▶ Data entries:

####

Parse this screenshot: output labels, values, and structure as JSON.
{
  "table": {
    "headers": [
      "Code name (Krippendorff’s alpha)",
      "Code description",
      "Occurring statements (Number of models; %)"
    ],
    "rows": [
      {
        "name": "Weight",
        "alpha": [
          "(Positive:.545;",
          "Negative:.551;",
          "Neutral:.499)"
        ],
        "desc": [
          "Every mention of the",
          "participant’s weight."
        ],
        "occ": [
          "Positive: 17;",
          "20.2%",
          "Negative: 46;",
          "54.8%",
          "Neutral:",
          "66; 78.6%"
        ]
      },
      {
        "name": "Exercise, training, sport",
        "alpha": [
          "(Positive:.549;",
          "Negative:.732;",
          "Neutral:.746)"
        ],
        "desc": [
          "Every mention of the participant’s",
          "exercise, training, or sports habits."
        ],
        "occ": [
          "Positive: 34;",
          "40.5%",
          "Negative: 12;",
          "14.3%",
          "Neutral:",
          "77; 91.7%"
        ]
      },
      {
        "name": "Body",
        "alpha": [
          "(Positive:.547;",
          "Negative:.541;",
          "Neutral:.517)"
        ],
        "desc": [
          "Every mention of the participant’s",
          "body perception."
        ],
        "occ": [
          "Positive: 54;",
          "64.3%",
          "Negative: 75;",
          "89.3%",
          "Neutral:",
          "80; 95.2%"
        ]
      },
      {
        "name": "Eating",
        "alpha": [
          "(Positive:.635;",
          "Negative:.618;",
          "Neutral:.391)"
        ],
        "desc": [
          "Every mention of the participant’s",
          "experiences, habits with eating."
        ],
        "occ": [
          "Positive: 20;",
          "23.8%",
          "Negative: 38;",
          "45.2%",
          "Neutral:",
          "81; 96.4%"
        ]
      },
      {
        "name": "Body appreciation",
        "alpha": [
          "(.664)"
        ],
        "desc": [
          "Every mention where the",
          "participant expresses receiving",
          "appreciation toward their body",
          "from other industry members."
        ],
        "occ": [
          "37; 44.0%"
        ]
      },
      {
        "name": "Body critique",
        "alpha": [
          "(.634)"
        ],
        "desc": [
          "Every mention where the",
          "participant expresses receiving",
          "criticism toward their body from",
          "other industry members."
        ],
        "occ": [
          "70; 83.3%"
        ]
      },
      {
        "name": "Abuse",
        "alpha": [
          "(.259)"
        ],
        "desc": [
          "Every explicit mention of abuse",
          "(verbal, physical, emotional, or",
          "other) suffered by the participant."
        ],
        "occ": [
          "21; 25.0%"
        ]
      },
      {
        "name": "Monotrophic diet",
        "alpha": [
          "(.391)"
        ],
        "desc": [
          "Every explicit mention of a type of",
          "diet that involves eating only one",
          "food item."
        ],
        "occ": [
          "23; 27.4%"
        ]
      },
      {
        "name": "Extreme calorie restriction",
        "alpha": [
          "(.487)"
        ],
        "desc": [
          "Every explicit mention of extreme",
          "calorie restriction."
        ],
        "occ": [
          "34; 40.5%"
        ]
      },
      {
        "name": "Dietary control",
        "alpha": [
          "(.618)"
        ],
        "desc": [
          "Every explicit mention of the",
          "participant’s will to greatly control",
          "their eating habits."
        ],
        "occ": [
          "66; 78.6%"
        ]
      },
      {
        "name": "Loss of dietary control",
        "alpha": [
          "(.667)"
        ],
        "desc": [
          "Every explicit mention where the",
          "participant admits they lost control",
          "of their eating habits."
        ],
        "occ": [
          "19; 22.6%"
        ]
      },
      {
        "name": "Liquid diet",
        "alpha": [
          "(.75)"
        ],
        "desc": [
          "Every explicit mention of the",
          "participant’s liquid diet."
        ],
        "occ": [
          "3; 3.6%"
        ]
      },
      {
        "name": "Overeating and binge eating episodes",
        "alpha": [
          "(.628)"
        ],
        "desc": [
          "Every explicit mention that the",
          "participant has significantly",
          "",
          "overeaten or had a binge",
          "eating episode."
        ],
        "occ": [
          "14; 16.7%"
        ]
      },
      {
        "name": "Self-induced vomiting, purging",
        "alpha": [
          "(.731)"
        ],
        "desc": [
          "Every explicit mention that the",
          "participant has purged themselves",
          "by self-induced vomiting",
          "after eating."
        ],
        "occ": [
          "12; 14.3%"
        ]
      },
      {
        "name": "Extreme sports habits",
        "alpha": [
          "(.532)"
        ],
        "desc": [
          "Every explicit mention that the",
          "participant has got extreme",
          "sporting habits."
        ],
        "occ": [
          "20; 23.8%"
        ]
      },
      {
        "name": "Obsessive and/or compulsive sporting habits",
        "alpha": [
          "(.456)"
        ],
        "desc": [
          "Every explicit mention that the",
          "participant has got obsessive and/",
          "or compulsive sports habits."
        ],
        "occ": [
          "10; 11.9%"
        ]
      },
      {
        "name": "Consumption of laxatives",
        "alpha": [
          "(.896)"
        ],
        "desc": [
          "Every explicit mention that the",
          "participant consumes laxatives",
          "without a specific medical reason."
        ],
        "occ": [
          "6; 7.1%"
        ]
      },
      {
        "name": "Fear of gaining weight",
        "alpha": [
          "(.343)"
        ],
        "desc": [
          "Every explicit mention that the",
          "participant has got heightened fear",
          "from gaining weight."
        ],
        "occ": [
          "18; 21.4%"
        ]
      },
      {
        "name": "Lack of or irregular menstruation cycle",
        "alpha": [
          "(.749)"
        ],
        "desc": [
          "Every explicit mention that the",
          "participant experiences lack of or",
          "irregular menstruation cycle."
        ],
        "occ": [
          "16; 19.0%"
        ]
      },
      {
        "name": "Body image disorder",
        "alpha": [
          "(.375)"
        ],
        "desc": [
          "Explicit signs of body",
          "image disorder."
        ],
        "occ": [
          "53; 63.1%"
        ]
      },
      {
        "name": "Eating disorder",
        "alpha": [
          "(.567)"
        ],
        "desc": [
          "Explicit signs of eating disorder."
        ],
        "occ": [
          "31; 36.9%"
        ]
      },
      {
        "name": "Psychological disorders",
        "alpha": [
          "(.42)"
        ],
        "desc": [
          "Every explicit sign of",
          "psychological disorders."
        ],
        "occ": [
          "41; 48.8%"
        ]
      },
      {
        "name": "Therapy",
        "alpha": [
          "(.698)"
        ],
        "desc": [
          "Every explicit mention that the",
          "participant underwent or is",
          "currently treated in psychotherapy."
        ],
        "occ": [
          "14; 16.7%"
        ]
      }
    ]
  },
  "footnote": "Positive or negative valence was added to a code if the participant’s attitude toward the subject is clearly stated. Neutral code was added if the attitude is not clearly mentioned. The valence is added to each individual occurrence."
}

####

▶ WHAT TO DO: All of the entries above should be written out again exactly.

▶ RESULT OF THIS TASK:
Parse this screenshot: output labels, values, and structure as JSON.
{
  "table": {
    "headers": [
      "Code name (Krippendorff’s alpha)",
      "Code description",
      "Occurring statements (Number of models; %)"
    ],
    "rows": [
      {
        "name": "Weight",
        "alpha": [
          "(Positive:.545;",
          "Negative:.551;",
          "Neutral:.499)"
        ],
        "desc": [
          "Every mention of the",
          "participant’s weight."
        ],
        "occ": [
          "Positive: 17;",
          "20.2%",
          "Negative: 46;",
          "54.8%",
          "Neutral:",
          "66; 78.6%"
        ]
      },
      {
        "name": "Exercise, training, sport",
        "alpha": [
          "(Positive:.549;",
          "Negative:.732;",
          "Neutral:.746)"
        ],
        "desc": [
          "Every mention of the participant’s",
          "exercise, training, or sports habits."
        ],
        "occ": [
          "Positive: 34;",
          "40.5%",
          "Negative: 12;",
          "14.3%",
          "Neutral:",
          "77; 91.7%"
        ]
      },
      {
        "name": "Body",
        "alpha": [
          "(Positive:.547;",
          "Negative:.541;",
          "Neutral:.517)"
        ],
        "desc": [
          "Every mention of the participant’s",
          "body perception."
        ],
        "occ": [
          "Positive: 54;",
          "64.3%",
          "Negative: 75;",
          "89.3%",
          "Neutral:",
          "80; 95.2%"
        ]
      },
      {
        "name": "Eating",
        "alpha": [
          "(Positive:.635;",
          "Negative:.618;",
          "Neutral:.391)"
        ],
        "desc": [
          "Every mention of the participant’s",
          "experiences, habits with eating."
        ],
        "occ": [
          "Positive: 20;",
          "23.8%",
          "Negative: 38;",
          "45.2%",
          "Neutral:",
          "81; 96.4%"
        ]
      },
      {
        "name": "Body appreciation",
        "alpha": [
          "(.664)"
        ],
        "desc": [
          "Every mention where the",
          "participant expresses receiving",
          "appreciation toward their body",
          "from other industry members."
        ],
        "occ": [
          "37; 44.0%"
        ]
      },
      {
        "name": "Body critique",
        "alpha": [
          "(.634)"
        ],
        "desc": [
          "Every mention where the",
          "participant expresses receiving",
          "criticism toward their body from",
          "other industry members."
        ],
        "occ": [
          "70; 83.3%"
        ]
      },
      {
        "name": "Abuse",
        "alpha": [
          "(.259)"
        ],
        "desc": [
          "Every explicit mention of abuse",
          "(verbal, physical, emotional, or",
          "other) suffered by the participant."
        ],
        "occ": [
          "21; 25.0%"
        ]
      },
      {
        "name": "Monotrophic diet",
        "alpha": [
          "(.391)"
        ],
        "desc": [
          "Every explicit mention of a type of",
          "diet that involves eating only one",
          "food item."
        ],
        "occ": [
          "23; 27.4%"
        ]
      },
      {
        "name": "Extreme calorie restriction",
        "alpha": [
          "(.487)"
        ],
        "desc": [
          "Every explicit mention of extreme",
          "calorie restriction."
        ],
        "occ": [
          "34; 40.5%"
        ]
      },
      {
        "name": "Dietary control",
        "alpha": [
          "(.618)"
        ],
        "desc": [
          "Every explicit mention of the",
          "participant’s will to greatly control",
          "their eating habits."
        ],
        "occ": [
          "66; 78.6%"
        ]
      },
      {
        "name": "Loss of dietary control",
        "alpha": [
          "(.667)"
        ],
        "desc": [
          "Every explicit mention where the",
          "participant admits they lost control",
          "of their eating habits."
        ],
        "occ": [
          "19; 22.6%"
        ]
      },
      {
        "name": "Liquid diet",
        "alpha": [
          "(.75)"
        ],
        "desc": [
          "Every explicit mention of the",
          "participant’s liquid diet."
        ],
        "occ": [
          "3; 3.6%"
        ]
      },
      {
        "name": "Overeating and binge eating episodes",
        "alpha": [
          "(.628)"
        ],
        "desc": [
          "Every explicit mention that the",
          "participant has significantly",
          "",
          "overeaten or had a binge",
          "eating episode."
        ],
        "occ": [
          "14; 16.7%"
        ]
      },
      {
        "name": "Self-induced vomiting, purging",
        "alpha": [
          "(.731)"
        ],
        "desc": [
          "Every explicit mention that the",
          "participant has purged themselves",
          "by self-induced vomiting",
          "after eating."
        ],
        "occ": [
          "12; 14.3%"
        ]
      },
      {
        "name": "Extreme sports habits",
        "alpha": [
          "(.532)"
        ],
        "desc": [
          "Every explicit mention that the",
          "participant has got extreme",
          "sporting habits."
        ],
        "occ": [
          "20; 23.8%"
        ]
      },
      {
        "name": "Obsessive and/or compulsive sporting habits",
        "alpha": [
          "(.456)"
        ],
        "desc": [
          "Every explicit mention that the",
          "participant has got obsessive and/",
          "or compulsive sports habits."
        ],
        "occ": [
          "10; 11.9%"
        ]
      },
      {
        "name": "Consumption of laxatives",
        "alpha": [
          "(.896)"
        ],
        "desc": [
          "Every explicit mention that the",
          "participant consumes laxatives",
          "without a specific medical reason."
        ],
        "occ": [
          "6; 7.1%"
        ]
      },
      {
        "name": "Fear of gaining weight",
        "alpha": [
          "(.343)"
        ],
        "desc": [
          "Every explicit mention that the",
          "participant has got heightened fear",
          "from gaining weight."
        ],
        "occ": [
          "18; 21.4%"
        ]
      },
      {
        "name": "Lack of or irregular menstruation cycle",
        "alpha": [
          "(.749)"
        ],
        "desc": [
          "Every explicit mention that the",
          "participant experiences lack of or",
          "irregular menstruation cycle."
        ],
        "occ": [
          "16; 19.0%"
        ]
      },
      {
        "name": "Body image disorder",
        "alpha": [
          "(.375)"
        ],
        "desc": [
          "Explicit signs of body",
          "image disorder."
        ],
        "occ": [
          "53; 63.1%"
        ]
      },
      {
        "name": "Eating disorder",
        "alpha": [
          "(.567)"
        ],
        "desc": [
          "Explicit signs of eating disorder."
        ],
        "occ": [
          "31; 36.9%"
        ]
      },
      {
        "name": "Psychological disorders",
        "alpha": [
          "(.42)"
        ],
        "desc": [
          "Every explicit sign of",
          "psychological disorders."
        ],
        "occ": [
          "41; 48.8%"
        ]
      },
      {
        "name": "Therapy",
        "alpha": [
          "(.698)"
        ],
        "desc": [
          "Every explicit mention that the",
          "participant underwent or is",
          "currently treated in psychotherapy."
        ],
        "occ": [
          "14; 16.7%"
        ]
      }
    ]
  },
  "footnote": "Positive or negative valence was added to a code if the participant’s attitude toward the subject is clearly stated. Neutral code was added if the attitude is not clearly mentioned. The valence is added to each individual occurrence."
}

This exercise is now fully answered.